-- START OF DATASET EXTRACT --

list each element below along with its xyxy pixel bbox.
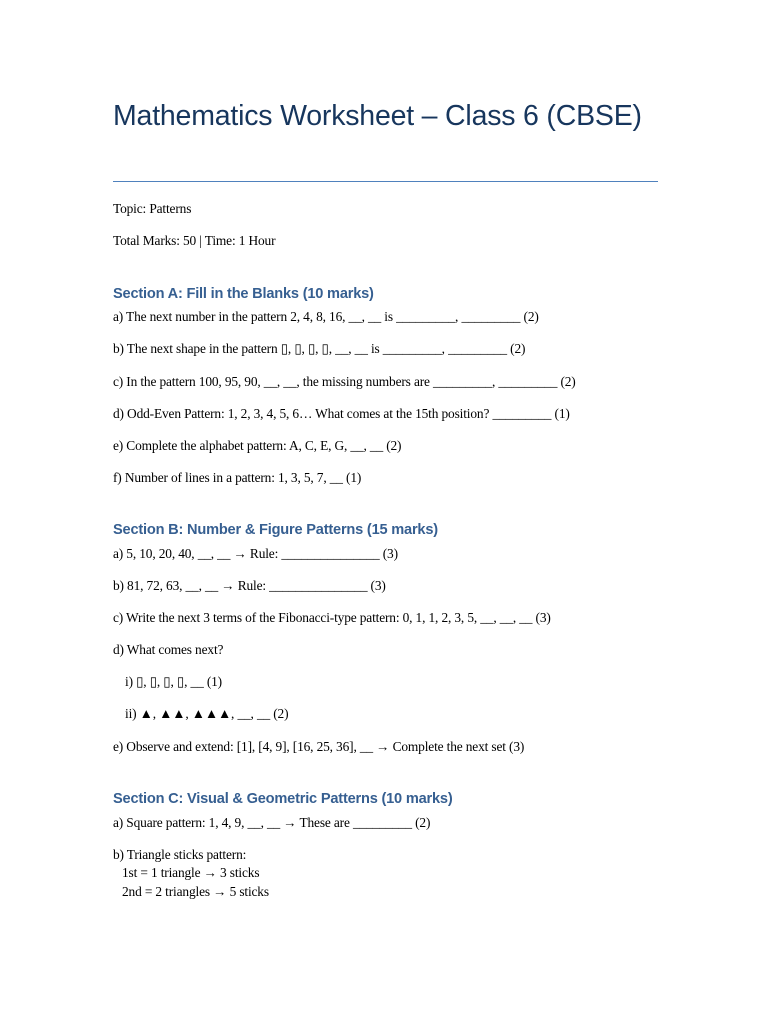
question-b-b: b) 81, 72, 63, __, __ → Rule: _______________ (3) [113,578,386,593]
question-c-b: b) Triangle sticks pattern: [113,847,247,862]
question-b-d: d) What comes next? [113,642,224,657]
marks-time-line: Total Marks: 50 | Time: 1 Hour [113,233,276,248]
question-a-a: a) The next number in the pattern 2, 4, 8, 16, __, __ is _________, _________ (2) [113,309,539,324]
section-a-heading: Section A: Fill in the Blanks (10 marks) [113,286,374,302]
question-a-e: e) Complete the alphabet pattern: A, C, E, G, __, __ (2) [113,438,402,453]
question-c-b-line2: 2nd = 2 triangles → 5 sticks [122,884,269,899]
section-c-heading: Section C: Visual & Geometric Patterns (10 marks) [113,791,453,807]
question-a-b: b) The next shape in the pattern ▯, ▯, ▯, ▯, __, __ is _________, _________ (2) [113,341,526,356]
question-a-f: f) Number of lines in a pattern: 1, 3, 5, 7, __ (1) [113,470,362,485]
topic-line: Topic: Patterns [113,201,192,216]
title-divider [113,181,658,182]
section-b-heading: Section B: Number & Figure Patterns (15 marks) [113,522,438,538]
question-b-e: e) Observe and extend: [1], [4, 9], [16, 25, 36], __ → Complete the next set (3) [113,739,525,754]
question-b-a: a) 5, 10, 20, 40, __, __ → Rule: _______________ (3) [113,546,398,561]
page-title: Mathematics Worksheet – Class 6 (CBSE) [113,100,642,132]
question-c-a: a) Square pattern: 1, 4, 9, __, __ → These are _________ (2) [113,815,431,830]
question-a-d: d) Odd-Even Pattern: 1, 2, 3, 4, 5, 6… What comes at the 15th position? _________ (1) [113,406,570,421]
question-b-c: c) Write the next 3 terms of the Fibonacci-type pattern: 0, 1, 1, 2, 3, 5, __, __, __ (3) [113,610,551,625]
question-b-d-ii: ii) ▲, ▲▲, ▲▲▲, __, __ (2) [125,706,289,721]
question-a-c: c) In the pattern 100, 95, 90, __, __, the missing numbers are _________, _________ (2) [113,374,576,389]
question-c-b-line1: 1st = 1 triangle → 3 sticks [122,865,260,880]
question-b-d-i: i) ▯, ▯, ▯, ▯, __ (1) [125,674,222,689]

-- END OF DATASET EXTRACT --
-- START OF DATASET EXTRACT --

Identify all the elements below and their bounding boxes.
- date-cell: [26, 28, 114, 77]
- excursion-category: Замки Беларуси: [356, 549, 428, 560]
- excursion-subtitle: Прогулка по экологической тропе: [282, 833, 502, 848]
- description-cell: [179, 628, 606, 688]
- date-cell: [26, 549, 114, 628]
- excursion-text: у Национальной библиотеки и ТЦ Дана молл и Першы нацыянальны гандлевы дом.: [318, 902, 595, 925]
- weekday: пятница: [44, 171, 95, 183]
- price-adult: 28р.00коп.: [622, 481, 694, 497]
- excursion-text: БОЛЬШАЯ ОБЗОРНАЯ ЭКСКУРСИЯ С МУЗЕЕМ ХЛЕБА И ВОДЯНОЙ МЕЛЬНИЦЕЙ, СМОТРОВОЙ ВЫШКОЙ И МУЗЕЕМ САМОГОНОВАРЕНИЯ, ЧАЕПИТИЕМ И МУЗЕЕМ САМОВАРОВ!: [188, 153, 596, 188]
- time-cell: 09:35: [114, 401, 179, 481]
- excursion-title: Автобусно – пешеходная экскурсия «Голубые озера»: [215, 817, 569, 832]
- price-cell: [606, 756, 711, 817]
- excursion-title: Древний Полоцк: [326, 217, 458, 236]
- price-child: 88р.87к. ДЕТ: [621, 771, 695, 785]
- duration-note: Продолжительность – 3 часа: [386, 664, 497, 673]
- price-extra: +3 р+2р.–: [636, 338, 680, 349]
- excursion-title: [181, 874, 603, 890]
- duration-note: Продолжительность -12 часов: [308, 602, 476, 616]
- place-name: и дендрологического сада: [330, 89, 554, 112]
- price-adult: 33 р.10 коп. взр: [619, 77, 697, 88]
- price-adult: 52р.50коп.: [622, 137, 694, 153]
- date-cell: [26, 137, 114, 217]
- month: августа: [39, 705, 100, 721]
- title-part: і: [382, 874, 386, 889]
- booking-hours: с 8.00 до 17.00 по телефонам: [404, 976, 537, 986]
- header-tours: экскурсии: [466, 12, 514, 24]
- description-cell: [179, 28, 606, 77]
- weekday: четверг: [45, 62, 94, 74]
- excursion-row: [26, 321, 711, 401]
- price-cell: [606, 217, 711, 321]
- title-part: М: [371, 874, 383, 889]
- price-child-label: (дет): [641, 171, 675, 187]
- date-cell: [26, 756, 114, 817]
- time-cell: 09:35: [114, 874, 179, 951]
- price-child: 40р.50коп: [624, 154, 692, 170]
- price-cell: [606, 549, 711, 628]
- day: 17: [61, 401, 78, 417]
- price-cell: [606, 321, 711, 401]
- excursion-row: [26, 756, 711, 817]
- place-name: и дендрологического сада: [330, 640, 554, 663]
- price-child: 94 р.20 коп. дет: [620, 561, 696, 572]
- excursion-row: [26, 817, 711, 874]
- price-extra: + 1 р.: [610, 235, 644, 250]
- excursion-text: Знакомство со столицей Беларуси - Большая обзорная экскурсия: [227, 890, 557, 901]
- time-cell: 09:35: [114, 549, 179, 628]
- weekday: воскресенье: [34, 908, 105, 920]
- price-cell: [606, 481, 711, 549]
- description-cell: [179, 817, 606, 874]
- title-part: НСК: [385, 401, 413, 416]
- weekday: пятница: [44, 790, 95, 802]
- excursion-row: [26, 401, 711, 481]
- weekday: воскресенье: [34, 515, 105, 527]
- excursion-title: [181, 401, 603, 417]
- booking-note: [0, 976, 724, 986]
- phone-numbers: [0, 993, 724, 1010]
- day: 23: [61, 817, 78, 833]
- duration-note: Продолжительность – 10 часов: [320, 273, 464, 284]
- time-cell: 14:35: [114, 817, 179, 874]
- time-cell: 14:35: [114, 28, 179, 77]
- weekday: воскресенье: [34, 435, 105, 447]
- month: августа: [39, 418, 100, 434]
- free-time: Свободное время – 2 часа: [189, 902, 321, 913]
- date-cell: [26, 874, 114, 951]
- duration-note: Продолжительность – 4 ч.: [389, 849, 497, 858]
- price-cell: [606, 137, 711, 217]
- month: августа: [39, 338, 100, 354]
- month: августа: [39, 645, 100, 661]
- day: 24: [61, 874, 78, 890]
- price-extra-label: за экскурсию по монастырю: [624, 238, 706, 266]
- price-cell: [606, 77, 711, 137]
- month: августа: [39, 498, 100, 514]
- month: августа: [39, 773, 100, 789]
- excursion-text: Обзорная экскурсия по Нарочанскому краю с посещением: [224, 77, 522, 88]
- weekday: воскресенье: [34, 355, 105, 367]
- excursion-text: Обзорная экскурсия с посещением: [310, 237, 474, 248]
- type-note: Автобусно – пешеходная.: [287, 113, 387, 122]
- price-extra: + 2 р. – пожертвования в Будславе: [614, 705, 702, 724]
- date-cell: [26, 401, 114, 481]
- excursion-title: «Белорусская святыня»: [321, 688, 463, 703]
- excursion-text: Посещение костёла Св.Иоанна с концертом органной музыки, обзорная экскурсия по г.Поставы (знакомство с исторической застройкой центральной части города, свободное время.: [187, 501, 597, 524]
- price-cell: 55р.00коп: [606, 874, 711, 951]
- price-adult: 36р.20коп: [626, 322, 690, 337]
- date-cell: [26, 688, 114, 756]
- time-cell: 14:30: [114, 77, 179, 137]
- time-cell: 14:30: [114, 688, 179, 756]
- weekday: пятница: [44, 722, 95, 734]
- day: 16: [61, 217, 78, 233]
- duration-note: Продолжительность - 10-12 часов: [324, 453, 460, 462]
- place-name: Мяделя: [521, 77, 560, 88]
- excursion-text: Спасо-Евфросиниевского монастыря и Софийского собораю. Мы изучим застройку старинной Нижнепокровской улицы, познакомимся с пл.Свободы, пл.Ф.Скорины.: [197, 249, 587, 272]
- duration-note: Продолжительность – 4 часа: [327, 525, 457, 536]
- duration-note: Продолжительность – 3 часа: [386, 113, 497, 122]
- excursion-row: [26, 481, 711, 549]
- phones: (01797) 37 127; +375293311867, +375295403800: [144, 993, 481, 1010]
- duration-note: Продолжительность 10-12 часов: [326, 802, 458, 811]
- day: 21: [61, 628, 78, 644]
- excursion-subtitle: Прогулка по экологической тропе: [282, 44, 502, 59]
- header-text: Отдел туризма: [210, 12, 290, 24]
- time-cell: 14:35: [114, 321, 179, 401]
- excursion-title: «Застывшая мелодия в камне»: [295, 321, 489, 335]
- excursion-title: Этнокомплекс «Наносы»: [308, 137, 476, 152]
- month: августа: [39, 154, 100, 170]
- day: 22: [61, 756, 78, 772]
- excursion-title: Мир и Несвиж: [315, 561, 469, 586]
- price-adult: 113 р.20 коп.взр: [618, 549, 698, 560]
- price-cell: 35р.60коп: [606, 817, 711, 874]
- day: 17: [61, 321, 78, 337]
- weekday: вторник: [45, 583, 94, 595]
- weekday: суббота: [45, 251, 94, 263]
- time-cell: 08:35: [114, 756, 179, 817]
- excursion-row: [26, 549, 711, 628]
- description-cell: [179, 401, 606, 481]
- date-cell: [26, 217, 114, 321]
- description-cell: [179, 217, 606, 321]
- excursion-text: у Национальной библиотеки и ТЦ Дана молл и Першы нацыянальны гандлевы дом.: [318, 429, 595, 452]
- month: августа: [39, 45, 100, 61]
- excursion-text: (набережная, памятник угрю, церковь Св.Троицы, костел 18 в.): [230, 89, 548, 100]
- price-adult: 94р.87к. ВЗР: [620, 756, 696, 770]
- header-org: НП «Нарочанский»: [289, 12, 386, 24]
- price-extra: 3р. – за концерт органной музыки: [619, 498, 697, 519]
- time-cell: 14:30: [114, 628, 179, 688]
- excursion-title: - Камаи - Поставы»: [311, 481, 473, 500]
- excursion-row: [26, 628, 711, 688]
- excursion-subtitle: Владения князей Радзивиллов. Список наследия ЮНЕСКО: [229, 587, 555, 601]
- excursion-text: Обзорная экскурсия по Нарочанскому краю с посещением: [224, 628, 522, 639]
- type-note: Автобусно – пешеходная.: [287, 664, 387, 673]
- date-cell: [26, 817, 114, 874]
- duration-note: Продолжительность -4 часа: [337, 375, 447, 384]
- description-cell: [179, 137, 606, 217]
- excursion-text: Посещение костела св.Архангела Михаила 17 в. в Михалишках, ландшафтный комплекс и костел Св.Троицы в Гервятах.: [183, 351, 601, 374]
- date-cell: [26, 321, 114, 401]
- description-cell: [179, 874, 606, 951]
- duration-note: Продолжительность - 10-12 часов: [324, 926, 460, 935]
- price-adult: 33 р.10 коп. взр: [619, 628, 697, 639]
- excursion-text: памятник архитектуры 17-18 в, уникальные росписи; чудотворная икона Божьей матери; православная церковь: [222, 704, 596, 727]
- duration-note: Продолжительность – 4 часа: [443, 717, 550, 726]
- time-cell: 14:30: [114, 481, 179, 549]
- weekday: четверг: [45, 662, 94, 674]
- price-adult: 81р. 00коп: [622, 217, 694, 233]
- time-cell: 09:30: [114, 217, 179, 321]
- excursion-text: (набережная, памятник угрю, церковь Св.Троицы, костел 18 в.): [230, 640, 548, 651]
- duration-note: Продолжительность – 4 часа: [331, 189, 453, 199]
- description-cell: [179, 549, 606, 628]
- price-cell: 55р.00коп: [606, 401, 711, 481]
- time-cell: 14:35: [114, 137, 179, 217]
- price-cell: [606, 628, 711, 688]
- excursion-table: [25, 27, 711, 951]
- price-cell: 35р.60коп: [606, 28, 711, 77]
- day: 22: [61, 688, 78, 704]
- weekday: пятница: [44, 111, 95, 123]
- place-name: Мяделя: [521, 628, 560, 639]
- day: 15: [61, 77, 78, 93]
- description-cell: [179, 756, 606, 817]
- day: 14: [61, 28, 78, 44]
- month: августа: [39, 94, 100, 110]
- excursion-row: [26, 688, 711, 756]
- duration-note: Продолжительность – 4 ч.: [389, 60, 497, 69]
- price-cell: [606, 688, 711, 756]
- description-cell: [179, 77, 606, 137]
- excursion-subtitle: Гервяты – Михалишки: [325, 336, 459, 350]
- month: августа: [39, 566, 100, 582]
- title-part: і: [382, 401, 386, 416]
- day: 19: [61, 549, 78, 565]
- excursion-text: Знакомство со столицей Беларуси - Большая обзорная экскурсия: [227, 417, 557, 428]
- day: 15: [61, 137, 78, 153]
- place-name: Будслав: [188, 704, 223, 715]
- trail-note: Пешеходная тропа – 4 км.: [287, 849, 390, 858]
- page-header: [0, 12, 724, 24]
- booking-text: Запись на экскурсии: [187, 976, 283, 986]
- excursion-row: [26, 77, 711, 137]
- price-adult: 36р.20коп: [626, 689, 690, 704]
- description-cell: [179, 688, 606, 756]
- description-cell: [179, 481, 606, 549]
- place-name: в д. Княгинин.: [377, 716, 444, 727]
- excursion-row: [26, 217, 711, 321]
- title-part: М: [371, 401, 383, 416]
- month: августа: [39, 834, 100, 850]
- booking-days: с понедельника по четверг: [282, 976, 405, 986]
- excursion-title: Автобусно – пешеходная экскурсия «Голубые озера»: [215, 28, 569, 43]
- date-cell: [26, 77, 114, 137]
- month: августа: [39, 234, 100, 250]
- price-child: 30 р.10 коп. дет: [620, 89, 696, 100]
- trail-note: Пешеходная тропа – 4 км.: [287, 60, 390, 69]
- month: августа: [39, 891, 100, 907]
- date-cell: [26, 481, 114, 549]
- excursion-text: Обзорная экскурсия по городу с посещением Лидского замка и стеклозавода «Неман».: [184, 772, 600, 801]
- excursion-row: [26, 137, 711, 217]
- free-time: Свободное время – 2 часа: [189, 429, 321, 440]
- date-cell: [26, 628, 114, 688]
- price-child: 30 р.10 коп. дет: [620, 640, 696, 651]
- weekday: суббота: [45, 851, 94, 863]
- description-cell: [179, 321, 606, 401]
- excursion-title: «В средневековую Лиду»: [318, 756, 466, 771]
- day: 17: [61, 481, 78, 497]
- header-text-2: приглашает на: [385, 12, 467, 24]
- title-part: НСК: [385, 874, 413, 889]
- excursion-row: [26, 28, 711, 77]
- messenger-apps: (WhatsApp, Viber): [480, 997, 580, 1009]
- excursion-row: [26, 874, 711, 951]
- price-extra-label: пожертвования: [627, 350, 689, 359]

-- END OF DATASET EXTRACT --
-- START OF DATASET EXTRACT --

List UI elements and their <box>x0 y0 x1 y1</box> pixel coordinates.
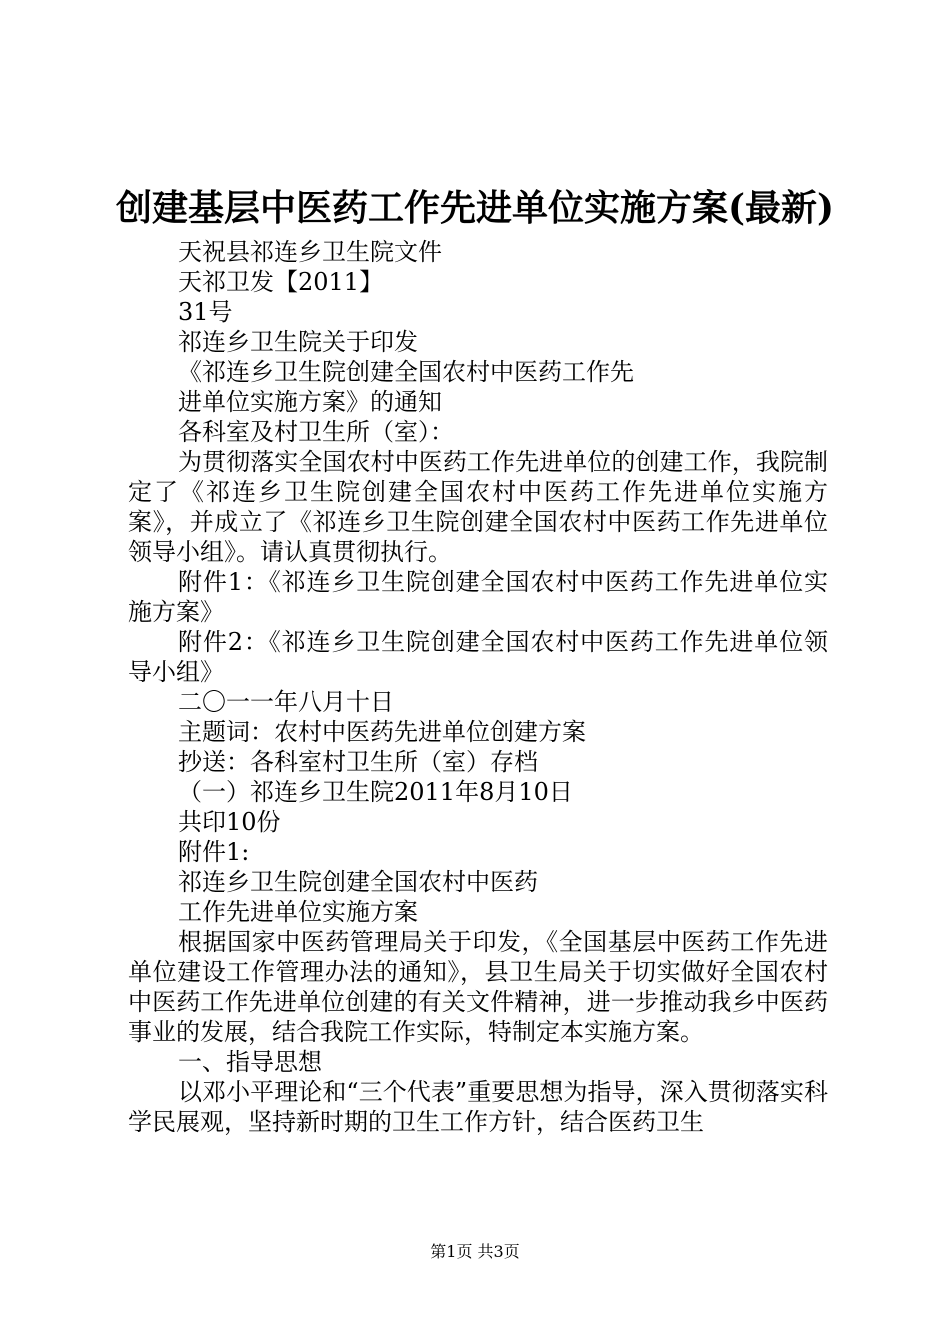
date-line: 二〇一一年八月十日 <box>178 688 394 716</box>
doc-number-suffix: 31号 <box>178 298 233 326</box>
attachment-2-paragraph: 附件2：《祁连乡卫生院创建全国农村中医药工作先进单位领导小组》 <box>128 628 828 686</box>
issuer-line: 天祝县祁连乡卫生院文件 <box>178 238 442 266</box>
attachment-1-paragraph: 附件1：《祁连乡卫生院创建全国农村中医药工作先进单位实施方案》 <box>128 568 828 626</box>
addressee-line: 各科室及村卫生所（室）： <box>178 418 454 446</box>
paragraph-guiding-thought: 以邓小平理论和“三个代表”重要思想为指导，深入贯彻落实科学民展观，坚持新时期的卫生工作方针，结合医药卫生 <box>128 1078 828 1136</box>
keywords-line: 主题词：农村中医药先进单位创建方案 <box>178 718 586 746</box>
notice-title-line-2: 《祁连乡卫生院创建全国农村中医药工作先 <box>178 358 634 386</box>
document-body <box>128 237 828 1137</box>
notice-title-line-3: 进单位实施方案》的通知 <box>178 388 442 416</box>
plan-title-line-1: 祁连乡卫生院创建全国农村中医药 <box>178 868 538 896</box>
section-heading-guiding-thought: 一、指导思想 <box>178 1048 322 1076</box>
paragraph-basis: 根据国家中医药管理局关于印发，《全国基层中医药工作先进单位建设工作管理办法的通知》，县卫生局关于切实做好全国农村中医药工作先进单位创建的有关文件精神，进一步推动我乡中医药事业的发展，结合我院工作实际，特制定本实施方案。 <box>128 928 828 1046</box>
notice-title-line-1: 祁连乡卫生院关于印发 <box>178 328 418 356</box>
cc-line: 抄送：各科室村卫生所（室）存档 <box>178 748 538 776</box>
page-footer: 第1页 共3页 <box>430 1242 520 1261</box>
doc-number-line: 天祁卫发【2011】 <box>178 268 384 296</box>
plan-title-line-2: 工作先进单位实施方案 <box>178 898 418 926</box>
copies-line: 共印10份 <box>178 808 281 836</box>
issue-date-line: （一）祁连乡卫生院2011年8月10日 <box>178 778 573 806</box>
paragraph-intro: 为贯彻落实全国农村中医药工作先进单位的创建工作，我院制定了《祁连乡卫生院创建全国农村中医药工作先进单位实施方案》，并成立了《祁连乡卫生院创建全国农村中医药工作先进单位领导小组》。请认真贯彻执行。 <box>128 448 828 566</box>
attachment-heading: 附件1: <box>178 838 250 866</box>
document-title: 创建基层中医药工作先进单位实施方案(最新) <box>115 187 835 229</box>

-- END OF DATASET EXTRACT --

### [INSTRUCTIONS FOR THE TASK]
Please copy the records from the line with "question-b-b: b) 81, 72, 63, __, __" to the line with "section-c-heading: Section C: Visual", swapping "sticks" for "matchsticks" and changing nothing else.

### [OUTPUT]
question-b-b: b) 81, 72, 63, __, __ → Rule: _______________ (3) [113,578,386,593]
question-c-b: b) Triangle matchsticks pattern: [113,847,247,862]
question-b-d: d) What comes next? [113,642,224,657]
marks-time-line: Total Marks: 50 | Time: 1 Hour [113,233,276,248]
question-a-a: a) The next number in the pattern 2, 4, 8, 16, __, __ is _________, _________ (2) [113,309,539,324]
section-a-heading: Section A: Fill in the Blanks (10 marks) [113,286,374,302]
question-a-e: e) Complete the alphabet pattern: A, C, E, G, __, __ (2) [113,438,402,453]
question-c-b-line2: 2nd = 2 triangles → 5 matchsticks [122,884,269,899]
section-c-heading: Section C: Visual & Geometric Patterns (10 marks) [113,791,453,807]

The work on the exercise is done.